AVAILABLE RECORDS>
---*---
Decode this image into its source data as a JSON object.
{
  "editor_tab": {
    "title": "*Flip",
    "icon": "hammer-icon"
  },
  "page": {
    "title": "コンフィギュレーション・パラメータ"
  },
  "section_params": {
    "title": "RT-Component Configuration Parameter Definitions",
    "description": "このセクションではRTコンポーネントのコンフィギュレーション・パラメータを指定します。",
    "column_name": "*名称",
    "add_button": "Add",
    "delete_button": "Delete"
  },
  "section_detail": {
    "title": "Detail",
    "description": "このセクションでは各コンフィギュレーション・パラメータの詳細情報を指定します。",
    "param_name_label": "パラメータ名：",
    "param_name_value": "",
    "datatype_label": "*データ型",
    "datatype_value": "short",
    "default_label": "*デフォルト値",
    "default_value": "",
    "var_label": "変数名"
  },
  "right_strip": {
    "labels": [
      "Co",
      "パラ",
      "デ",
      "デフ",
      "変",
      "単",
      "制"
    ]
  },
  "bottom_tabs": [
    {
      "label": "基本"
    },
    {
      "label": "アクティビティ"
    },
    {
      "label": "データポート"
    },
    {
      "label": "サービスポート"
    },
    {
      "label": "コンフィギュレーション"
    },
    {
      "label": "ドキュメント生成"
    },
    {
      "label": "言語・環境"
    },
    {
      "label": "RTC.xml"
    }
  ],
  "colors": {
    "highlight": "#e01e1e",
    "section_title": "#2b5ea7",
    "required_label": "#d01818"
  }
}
---*---
Each entry above is to be quoted exactly.

Decode this image into its source data as a JSON object.
{
  "editor_tab": {
    "title": "*Flip",
    "icon": "hammer-icon"
  },
  "page": {
    "title": "コンフィギュレーション・パラメータ"
  },
  "section_params": {
    "title": "RT-Component Configuration Parameter Definitions",
    "description": "このセクションではRTコンポーネントのコンフィギュレーション・パラメータを指定します。",
    "column_name": "*名称",
    "add_button": "Add",
    "delete_button": "Delete"
  },
  "section_detail": {
    "title": "Detail",
    "description": "このセクションでは各コンフィギュレーション・パラメータの詳細情報を指定します。",
    "param_name_label": "パラメータ名：",
    "param_name_value": "",
    "datatype_label": "*データ型",
    "datatype_value": "short",
    "default_label": "*デフォルト値",
    "default_value": "",
    "var_label": "変数名"
  },
  "right_strip": {
    "labels": [
      "Co",
      "パラ",
      "デ",
      "デフ",
      "変",
      "単",
      "制"
    ]
  },
  "bottom_tabs": [
    {
      "label": "基本"
    },
    {
      "label": "アクティビティ"
    },
    {
      "label": "データポート"
    },
    {
      "label": "サービスポート"
    },
    {
      "label": "コンフィギュレーション"
    },
    {
      "label": "ドキュメント生成"
    },
    {
      "label": "言語・環境"
    },
    {
      "label": "RTC.xml"
    }
  ],
  "colors": {
    "highlight": "#e01e1e",
    "section_title": "#2b5ea7",
    "required_label": "#d01818"
  }
}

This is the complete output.